* Start *
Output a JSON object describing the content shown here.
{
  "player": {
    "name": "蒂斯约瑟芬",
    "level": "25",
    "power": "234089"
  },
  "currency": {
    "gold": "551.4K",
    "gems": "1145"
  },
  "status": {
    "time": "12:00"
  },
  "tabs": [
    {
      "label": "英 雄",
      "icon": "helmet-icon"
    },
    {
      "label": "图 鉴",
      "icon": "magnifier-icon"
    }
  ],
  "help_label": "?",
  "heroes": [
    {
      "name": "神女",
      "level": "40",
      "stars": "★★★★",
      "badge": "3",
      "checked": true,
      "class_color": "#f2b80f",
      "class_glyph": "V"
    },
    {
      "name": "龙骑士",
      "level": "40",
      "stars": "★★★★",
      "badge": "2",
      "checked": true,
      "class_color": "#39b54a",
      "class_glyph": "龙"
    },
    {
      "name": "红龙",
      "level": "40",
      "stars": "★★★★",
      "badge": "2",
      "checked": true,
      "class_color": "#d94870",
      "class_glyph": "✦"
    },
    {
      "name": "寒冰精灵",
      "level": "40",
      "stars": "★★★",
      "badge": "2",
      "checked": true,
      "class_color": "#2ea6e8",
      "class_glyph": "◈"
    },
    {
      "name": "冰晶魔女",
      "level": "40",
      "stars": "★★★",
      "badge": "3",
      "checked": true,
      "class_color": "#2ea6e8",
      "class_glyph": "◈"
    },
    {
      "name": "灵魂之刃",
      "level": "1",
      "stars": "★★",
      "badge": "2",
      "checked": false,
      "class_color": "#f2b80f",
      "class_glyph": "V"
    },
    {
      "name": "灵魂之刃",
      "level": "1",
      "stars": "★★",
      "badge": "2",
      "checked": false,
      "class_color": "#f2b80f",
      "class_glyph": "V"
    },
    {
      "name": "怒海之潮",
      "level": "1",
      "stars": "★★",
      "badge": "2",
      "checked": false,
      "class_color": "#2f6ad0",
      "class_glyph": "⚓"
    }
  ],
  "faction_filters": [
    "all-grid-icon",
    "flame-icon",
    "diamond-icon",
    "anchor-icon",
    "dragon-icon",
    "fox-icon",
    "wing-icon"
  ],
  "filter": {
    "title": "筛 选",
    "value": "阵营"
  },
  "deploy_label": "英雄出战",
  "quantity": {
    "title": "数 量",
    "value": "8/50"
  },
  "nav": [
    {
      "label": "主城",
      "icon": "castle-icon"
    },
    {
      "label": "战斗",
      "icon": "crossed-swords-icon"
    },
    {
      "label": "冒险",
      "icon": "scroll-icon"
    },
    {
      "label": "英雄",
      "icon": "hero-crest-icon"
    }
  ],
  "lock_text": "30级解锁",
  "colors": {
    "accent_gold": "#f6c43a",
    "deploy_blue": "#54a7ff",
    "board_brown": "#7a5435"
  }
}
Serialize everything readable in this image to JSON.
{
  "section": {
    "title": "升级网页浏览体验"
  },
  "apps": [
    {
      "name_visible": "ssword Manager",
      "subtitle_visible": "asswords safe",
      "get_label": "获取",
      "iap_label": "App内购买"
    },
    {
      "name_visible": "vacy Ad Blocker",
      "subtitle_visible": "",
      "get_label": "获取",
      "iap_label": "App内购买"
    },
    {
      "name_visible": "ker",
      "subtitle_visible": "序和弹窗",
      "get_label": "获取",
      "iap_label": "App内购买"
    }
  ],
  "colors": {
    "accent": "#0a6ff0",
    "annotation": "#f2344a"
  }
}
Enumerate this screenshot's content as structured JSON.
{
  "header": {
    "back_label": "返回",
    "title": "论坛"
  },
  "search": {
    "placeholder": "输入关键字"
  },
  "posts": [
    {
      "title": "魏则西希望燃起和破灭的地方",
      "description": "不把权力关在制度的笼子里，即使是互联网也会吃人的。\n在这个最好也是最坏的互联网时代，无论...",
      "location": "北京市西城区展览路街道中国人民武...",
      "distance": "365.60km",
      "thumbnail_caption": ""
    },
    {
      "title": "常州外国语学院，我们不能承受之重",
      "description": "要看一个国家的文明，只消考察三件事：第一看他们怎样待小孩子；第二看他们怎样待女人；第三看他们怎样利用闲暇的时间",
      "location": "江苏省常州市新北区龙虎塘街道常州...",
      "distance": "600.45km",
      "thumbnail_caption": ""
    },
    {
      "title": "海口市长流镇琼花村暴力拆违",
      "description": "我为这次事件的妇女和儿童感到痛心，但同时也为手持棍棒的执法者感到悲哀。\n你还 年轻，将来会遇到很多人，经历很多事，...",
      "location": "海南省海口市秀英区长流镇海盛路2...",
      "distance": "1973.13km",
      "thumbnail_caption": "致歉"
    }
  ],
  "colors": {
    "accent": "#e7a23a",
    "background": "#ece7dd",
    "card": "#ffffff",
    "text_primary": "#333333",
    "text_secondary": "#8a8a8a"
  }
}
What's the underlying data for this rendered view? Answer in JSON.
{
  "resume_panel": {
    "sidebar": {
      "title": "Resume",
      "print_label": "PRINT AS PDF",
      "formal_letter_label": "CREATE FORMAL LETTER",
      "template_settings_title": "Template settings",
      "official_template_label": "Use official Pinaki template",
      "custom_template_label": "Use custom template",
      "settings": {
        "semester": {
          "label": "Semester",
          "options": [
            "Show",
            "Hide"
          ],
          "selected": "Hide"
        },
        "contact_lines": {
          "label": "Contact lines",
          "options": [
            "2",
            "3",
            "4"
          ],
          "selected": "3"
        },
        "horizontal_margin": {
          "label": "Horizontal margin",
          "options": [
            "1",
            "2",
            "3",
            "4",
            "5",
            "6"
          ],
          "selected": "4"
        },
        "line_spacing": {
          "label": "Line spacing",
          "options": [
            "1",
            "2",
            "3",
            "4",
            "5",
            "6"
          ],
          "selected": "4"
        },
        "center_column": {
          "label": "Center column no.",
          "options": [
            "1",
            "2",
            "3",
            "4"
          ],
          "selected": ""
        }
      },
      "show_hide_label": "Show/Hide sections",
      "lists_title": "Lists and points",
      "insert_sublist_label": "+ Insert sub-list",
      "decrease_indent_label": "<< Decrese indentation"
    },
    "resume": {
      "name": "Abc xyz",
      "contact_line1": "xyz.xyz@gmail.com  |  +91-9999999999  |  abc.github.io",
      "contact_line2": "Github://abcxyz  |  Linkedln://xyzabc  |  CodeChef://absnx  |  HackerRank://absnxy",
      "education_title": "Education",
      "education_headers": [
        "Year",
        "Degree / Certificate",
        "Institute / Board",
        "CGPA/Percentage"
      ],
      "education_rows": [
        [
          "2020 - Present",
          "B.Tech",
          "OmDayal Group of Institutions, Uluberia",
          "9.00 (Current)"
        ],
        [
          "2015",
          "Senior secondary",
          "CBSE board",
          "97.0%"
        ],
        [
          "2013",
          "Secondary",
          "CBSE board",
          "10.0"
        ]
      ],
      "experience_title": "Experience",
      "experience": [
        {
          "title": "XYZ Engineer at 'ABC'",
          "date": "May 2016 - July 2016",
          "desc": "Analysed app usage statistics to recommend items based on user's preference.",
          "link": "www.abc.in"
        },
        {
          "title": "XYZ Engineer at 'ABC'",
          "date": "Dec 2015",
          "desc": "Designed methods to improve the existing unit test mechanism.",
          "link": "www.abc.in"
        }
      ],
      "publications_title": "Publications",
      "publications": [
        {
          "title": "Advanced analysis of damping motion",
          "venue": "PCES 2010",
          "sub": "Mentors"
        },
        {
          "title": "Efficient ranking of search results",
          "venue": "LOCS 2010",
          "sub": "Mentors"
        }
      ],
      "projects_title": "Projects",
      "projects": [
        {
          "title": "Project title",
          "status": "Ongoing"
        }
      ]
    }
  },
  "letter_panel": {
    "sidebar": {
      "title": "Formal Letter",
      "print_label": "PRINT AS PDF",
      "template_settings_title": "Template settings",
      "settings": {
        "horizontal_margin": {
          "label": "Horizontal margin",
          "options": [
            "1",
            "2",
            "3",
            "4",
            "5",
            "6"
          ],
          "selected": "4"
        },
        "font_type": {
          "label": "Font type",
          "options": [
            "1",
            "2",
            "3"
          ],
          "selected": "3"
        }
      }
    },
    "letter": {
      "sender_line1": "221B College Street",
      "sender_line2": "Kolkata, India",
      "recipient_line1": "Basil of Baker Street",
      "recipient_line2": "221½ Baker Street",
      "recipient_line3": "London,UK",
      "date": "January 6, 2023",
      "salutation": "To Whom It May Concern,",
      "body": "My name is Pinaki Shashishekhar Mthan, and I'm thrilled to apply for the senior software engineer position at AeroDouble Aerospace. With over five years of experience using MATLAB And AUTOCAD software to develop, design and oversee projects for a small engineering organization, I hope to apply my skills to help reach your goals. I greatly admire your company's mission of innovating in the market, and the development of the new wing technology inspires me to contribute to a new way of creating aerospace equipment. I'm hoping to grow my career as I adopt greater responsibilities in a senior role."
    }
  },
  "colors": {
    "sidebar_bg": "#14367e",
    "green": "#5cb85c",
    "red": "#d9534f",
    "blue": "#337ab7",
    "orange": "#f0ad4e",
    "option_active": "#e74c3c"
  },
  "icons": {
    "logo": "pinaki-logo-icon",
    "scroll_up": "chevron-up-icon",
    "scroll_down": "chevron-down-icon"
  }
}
* End *
What to work on:
Pull out all lines of the data with the string "Street".

In response:
      "sender_line1": "221B College Street",
      "recipient_line1": "Basil of Baker Street",
      "recipient_line2": "221½ Baker Street",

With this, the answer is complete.